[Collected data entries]
* start *

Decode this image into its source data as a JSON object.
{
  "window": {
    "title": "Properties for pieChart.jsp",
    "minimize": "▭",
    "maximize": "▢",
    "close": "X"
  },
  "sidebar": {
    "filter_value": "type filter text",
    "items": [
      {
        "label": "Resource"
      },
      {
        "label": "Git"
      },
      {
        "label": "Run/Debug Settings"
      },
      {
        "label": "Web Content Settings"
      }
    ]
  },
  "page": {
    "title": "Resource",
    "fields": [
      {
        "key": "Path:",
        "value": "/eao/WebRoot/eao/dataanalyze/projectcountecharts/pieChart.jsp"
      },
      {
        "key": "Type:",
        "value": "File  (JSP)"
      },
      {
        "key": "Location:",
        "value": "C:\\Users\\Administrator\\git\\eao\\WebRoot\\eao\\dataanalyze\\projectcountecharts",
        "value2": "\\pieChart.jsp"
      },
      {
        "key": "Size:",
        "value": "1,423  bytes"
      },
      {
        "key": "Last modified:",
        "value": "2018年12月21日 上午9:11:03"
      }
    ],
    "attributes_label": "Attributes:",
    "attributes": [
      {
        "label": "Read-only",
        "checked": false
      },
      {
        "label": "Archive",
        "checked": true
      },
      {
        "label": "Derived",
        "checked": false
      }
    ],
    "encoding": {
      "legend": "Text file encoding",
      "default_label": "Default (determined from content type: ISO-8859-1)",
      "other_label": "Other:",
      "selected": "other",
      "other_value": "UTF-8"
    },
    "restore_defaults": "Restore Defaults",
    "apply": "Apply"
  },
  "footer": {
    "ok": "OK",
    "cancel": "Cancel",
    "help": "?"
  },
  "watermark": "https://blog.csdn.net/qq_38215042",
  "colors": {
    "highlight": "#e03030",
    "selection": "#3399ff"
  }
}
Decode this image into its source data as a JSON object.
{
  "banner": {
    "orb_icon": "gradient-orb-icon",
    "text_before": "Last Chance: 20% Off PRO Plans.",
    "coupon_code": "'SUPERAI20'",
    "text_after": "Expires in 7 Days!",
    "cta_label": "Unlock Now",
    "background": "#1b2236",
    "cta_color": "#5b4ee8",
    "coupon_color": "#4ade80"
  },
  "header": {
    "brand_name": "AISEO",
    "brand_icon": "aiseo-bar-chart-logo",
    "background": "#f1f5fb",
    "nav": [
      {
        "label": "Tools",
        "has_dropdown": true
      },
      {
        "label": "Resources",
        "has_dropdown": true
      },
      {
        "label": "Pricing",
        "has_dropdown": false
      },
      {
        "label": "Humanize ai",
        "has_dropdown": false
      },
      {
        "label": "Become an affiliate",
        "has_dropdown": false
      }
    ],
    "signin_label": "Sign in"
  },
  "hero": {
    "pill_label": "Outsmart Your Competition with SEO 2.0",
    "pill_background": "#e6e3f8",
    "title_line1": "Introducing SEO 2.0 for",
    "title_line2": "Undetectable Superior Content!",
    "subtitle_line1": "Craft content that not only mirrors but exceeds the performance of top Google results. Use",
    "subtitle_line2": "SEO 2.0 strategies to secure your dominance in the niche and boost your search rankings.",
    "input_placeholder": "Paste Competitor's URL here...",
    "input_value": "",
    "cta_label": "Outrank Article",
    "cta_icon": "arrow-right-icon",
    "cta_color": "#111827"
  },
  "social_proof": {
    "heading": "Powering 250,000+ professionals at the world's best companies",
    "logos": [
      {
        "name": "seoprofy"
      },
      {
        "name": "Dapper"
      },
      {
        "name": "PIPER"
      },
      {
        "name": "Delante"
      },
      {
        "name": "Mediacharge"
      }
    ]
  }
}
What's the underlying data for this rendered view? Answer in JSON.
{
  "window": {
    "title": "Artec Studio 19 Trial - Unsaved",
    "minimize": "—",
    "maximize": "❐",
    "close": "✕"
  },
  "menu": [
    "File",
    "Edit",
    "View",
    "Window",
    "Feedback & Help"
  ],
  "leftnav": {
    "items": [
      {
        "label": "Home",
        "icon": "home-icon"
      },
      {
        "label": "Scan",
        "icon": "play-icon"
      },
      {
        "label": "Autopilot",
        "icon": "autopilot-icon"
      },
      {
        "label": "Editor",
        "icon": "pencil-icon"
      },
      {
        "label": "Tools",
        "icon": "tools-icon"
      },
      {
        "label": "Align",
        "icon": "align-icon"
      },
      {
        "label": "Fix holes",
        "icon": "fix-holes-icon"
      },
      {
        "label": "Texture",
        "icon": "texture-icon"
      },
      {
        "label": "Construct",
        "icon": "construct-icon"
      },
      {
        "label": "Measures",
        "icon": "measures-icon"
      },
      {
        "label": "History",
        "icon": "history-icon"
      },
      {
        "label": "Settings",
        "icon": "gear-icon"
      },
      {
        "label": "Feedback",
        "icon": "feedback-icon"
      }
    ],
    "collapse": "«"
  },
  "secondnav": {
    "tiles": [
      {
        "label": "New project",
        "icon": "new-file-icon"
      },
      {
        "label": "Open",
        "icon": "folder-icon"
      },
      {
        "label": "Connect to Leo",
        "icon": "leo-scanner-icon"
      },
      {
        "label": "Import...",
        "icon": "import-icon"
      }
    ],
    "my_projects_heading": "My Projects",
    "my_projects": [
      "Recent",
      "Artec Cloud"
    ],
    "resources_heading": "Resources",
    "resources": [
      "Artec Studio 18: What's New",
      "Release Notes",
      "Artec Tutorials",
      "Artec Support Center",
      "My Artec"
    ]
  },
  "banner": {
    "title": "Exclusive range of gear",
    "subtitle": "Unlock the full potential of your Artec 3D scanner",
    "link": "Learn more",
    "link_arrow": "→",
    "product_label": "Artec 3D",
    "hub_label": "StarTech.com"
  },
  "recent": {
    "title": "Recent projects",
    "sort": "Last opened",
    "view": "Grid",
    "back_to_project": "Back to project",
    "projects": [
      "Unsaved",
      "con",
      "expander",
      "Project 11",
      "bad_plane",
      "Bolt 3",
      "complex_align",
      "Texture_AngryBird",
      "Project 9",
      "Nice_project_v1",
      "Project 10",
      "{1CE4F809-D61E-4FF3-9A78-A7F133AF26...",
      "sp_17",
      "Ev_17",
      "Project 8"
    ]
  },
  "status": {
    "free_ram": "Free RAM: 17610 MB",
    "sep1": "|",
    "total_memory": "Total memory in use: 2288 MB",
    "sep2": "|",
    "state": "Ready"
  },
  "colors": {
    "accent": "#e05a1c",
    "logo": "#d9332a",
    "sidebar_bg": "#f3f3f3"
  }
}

* end *

WHAT IS NEEDED:
Pull out and copy each line containing the string "pieChart".

EXERCISE ANSWER:
    "title": "Properties for pieChart.jsp",
        "value": "/eao/WebRoot/eao/dataanalyze/projectcountecharts/pieChart.jsp"
        "value2": "\\pieChart.jsp"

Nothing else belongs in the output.